▸ **WHAT YOU SHOULD DO**: Return all of the lines below exactly as they are.

▸ **DATA RECORDS**:

** START **

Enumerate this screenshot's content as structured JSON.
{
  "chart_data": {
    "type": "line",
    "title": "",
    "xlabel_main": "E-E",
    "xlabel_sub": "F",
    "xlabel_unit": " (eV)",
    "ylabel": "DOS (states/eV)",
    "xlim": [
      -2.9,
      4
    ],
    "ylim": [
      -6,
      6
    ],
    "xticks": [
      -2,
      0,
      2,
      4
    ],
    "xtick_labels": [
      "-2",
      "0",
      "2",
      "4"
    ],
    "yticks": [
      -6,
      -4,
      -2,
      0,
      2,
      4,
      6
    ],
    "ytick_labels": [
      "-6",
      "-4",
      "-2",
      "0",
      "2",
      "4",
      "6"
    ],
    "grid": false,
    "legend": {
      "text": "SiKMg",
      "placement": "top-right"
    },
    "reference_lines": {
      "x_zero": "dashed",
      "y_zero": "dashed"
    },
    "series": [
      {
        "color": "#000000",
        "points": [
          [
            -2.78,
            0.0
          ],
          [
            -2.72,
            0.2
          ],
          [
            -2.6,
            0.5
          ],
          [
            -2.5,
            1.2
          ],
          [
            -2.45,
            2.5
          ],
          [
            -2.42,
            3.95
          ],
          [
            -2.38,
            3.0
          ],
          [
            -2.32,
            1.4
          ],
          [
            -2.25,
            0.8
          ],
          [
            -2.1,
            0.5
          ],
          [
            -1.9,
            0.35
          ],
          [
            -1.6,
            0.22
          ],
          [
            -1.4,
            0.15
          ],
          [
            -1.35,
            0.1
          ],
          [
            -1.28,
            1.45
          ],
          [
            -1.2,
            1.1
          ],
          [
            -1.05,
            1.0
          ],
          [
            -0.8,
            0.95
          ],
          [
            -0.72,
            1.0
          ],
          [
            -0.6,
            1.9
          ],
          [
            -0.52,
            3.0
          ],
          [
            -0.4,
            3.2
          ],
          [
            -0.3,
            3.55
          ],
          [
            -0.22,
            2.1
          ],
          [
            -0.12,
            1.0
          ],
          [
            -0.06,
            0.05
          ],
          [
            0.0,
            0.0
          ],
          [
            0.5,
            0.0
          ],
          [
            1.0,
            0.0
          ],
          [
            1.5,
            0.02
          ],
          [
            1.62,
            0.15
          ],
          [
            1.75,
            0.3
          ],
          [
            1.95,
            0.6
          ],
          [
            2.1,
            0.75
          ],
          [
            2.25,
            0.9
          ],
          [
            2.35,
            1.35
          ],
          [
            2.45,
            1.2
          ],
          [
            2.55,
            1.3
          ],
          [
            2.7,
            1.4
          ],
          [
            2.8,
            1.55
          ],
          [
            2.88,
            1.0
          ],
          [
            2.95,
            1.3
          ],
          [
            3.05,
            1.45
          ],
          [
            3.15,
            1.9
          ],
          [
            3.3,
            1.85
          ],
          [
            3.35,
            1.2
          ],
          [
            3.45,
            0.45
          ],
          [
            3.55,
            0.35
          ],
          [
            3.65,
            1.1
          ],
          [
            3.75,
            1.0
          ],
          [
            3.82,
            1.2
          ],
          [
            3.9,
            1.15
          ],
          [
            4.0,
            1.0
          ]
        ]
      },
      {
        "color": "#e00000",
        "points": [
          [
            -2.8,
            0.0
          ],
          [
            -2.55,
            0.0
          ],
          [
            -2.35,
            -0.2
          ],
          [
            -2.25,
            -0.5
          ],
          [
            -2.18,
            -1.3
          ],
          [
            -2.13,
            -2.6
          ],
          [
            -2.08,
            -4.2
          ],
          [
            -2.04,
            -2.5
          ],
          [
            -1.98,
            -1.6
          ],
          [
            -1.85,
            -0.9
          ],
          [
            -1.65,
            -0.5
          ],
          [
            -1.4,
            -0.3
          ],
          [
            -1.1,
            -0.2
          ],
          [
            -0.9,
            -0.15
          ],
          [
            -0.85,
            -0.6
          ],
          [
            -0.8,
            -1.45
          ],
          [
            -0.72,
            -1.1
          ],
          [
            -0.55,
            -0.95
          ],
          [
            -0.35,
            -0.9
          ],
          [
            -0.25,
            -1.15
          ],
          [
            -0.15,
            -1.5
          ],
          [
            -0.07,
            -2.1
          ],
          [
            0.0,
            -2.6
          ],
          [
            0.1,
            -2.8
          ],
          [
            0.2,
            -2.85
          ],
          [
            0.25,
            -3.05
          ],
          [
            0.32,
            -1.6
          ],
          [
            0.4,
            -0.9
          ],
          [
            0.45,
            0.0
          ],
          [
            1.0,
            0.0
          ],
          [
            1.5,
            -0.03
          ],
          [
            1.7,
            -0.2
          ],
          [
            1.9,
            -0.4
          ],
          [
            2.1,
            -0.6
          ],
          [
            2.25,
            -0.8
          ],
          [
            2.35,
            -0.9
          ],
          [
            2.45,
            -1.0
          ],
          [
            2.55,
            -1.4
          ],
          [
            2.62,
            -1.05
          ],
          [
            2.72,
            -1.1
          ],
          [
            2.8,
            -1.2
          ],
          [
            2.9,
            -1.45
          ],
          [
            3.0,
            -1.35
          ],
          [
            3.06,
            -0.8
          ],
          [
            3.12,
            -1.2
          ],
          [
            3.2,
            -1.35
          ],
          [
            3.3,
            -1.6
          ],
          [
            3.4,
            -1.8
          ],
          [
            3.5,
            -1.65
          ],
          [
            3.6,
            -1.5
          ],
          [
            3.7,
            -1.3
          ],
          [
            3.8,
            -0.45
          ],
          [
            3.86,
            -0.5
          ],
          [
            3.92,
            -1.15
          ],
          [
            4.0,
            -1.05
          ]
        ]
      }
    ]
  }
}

** END **

▸ **RESULT OF THE TASK**:
Enumerate this screenshot's content as structured JSON.
{
  "chart_data": {
    "type": "line",
    "title": "",
    "xlabel_main": "E-E",
    "xlabel_sub": "F",
    "xlabel_unit": " (eV)",
    "ylabel": "DOS (states/eV)",
    "xlim": [
      -2.9,
      4
    ],
    "ylim": [
      -6,
      6
    ],
    "xticks": [
      -2,
      0,
      2,
      4
    ],
    "xtick_labels": [
      "-2",
      "0",
      "2",
      "4"
    ],
    "yticks": [
      -6,
      -4,
      -2,
      0,
      2,
      4,
      6
    ],
    "ytick_labels": [
      "-6",
      "-4",
      "-2",
      "0",
      "2",
      "4",
      "6"
    ],
    "grid": false,
    "legend": {
      "text": "SiKMg",
      "placement": "top-right"
    },
    "reference_lines": {
      "x_zero": "dashed",
      "y_zero": "dashed"
    },
    "series": [
      {
        "color": "#000000",
        "points": [
          [
            -2.78,
            0.0
          ],
          [
            -2.72,
            0.2
          ],
          [
            -2.6,
            0.5
          ],
          [
            -2.5,
            1.2
          ],
          [
            -2.45,
            2.5
          ],
          [
            -2.42,
            3.95
          ],
          [
            -2.38,
            3.0
          ],
          [
            -2.32,
            1.4
          ],
          [
            -2.25,
            0.8
          ],
          [
            -2.1,
            0.5
          ],
          [
            -1.9,
            0.35
          ],
          [
            -1.6,
            0.22
          ],
          [
            -1.4,
            0.15
          ],
          [
            -1.35,
            0.1
          ],
          [
            -1.28,
            1.45
          ],
          [
            -1.2,
            1.1
          ],
          [
            -1.05,
            1.0
          ],
          [
            -0.8,
            0.95
          ],
          [
            -0.72,
            1.0
          ],
          [
            -0.6,
            1.9
          ],
          [
            -0.52,
            3.0
          ],
          [
            -0.4,
            3.2
          ],
          [
            -0.3,
            3.55
          ],
          [
            -0.22,
            2.1
          ],
          [
            -0.12,
            1.0
          ],
          [
            -0.06,
            0.05
          ],
          [
            0.0,
            0.0
          ],
          [
            0.5,
            0.0
          ],
          [
            1.0,
            0.0
          ],
          [
            1.5,
            0.02
          ],
          [
            1.62,
            0.15
          ],
          [
            1.75,
            0.3
          ],
          [
            1.95,
            0.6
          ],
          [
            2.1,
            0.75
          ],
          [
            2.25,
            0.9
          ],
          [
            2.35,
            1.35
          ],
          [
            2.45,
            1.2
          ],
          [
            2.55,
            1.3
          ],
          [
            2.7,
            1.4
          ],
          [
            2.8,
            1.55
          ],
          [
            2.88,
            1.0
          ],
          [
            2.95,
            1.3
          ],
          [
            3.05,
            1.45
          ],
          [
            3.15,
            1.9
          ],
          [
            3.3,
            1.85
          ],
          [
            3.35,
            1.2
          ],
          [
            3.45,
            0.45
          ],
          [
            3.55,
            0.35
          ],
          [
            3.65,
            1.1
          ],
          [
            3.75,
            1.0
          ],
          [
            3.82,
            1.2
          ],
          [
            3.9,
            1.15
          ],
          [
            4.0,
            1.0
          ]
        ]
      },
      {
        "color": "#e00000",
        "points": [
          [
            -2.8,
            0.0
          ],
          [
            -2.55,
            0.0
          ],
          [
            -2.35,
            -0.2
          ],
          [
            -2.25,
            -0.5
          ],
          [
            -2.18,
            -1.3
          ],
          [
            -2.13,
            -2.6
          ],
          [
            -2.08,
            -4.2
          ],
          [
            -2.04,
            -2.5
          ],
          [
            -1.98,
            -1.6
          ],
          [
            -1.85,
            -0.9
          ],
          [
            -1.65,
            -0.5
          ],
          [
            -1.4,
            -0.3
          ],
          [
            -1.1,
            -0.2
          ],
          [
            -0.9,
            -0.15
          ],
          [
            -0.85,
            -0.6
          ],
          [
            -0.8,
            -1.45
          ],
          [
            -0.72,
            -1.1
          ],
          [
            -0.55,
            -0.95
          ],
          [
            -0.35,
            -0.9
          ],
          [
            -0.25,
            -1.15
          ],
          [
            -0.15,
            -1.5
          ],
          [
            -0.07,
            -2.1
          ],
          [
            0.0,
            -2.6
          ],
          [
            0.1,
            -2.8
          ],
          [
            0.2,
            -2.85
          ],
          [
            0.25,
            -3.05
          ],
          [
            0.32,
            -1.6
          ],
          [
            0.4,
            -0.9
          ],
          [
            0.45,
            0.0
          ],
          [
            1.0,
            0.0
          ],
          [
            1.5,
            -0.03
          ],
          [
            1.7,
            -0.2
          ],
          [
            1.9,
            -0.4
          ],
          [
            2.1,
            -0.6
          ],
          [
            2.25,
            -0.8
          ],
          [
            2.35,
            -0.9
          ],
          [
            2.45,
            -1.0
          ],
          [
            2.55,
            -1.4
          ],
          [
            2.62,
            -1.05
          ],
          [
            2.72,
            -1.1
          ],
          [
            2.8,
            -1.2
          ],
          [
            2.9,
            -1.45
          ],
          [
            3.0,
            -1.35
          ],
          [
            3.06,
            -0.8
          ],
          [
            3.12,
            -1.2
          ],
          [
            3.2,
            -1.35
          ],
          [
            3.3,
            -1.6
          ],
          [
            3.4,
            -1.8
          ],
          [
            3.5,
            -1.65
          ],
          [
            3.6,
            -1.5
          ],
          [
            3.7,
            -1.3
          ],
          [
            3.8,
            -0.45
          ],
          [
            3.86,
            -0.5
          ],
          [
            3.92,
            -1.15
          ],
          [
            4.0,
            -1.05
          ]
        ]
      }
    ]
  }
}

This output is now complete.